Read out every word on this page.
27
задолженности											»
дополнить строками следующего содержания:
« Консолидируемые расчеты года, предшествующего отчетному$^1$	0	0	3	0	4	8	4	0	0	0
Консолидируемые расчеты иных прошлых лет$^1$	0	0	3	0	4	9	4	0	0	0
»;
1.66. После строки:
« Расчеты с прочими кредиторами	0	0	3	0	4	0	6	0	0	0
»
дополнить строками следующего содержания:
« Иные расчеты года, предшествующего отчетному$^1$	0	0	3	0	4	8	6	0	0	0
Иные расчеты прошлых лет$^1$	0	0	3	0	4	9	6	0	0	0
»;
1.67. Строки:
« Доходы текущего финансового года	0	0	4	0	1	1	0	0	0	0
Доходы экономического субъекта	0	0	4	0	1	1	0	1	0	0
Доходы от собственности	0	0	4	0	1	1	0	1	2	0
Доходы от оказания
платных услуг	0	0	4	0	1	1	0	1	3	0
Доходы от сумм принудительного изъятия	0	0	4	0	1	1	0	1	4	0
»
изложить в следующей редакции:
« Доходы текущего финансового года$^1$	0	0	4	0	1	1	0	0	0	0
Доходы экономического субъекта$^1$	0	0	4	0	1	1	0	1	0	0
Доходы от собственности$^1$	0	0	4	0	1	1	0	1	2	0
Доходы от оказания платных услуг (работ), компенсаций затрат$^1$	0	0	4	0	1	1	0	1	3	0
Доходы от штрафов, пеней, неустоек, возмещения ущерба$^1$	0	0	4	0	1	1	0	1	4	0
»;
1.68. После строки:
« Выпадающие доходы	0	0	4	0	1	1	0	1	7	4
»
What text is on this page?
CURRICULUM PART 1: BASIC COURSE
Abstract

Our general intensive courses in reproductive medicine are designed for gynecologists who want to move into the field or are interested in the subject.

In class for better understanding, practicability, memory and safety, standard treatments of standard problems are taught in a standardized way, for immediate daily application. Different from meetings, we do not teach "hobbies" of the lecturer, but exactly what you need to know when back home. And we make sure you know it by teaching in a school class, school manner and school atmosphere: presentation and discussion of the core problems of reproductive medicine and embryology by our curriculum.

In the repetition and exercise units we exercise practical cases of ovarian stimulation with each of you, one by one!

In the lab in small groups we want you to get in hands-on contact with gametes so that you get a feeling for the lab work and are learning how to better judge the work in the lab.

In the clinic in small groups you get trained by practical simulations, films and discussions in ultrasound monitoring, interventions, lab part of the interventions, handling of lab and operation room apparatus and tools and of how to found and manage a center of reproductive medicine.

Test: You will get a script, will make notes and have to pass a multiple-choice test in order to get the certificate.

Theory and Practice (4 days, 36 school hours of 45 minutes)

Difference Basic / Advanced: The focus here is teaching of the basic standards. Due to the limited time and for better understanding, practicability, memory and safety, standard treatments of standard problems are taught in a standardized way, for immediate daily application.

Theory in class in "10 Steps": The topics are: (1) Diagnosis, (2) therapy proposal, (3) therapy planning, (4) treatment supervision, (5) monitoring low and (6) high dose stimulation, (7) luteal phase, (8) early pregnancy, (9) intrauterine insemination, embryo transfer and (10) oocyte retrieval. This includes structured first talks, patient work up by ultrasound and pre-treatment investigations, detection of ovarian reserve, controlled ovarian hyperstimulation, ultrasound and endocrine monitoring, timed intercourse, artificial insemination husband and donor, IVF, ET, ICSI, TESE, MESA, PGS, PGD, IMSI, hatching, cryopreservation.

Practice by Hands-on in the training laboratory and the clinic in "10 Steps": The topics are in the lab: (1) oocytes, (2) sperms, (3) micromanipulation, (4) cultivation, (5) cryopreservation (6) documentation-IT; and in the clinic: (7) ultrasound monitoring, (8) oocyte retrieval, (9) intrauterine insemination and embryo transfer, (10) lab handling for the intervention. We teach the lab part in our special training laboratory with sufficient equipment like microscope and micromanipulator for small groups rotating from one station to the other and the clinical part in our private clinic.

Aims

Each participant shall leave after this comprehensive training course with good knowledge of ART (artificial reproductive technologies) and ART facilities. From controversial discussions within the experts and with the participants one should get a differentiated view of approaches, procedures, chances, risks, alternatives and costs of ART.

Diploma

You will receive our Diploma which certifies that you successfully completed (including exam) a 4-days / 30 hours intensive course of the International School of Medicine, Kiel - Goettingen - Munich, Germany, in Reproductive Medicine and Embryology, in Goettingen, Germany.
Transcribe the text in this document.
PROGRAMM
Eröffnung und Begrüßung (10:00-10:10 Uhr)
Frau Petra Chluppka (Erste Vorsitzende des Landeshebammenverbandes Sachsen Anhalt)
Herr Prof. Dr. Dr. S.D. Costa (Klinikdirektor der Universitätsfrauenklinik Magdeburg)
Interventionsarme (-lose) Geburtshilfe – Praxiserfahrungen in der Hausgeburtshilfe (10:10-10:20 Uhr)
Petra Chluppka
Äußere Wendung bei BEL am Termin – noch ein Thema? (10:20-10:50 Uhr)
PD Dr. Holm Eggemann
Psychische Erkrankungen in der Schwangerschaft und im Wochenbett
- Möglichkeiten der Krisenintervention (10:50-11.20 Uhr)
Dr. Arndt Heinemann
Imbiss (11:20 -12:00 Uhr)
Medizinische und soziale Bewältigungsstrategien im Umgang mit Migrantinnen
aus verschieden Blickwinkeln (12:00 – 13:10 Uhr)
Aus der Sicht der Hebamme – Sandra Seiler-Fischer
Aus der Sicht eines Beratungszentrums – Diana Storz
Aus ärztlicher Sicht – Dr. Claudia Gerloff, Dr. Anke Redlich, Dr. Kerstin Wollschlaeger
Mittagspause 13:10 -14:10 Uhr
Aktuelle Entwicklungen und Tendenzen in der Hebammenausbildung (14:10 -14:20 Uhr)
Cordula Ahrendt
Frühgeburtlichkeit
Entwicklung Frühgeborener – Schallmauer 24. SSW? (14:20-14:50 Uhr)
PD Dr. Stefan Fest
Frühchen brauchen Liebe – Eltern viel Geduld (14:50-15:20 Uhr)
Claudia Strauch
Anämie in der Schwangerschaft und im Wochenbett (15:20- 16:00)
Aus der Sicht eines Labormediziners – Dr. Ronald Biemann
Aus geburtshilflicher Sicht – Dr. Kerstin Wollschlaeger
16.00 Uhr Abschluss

- [Job]:
Search the listing for the word "Kerstin". Copy every line in which it occurs.

- [Task solution]:
Aus ärztlicher Sicht – Dr. Claudia Gerloff, Dr. Anke Redlich, Dr. Kerstin Wollschlaeger
Aus geburtshilflicher Sicht – Dr. Kerstin Wollschlaeger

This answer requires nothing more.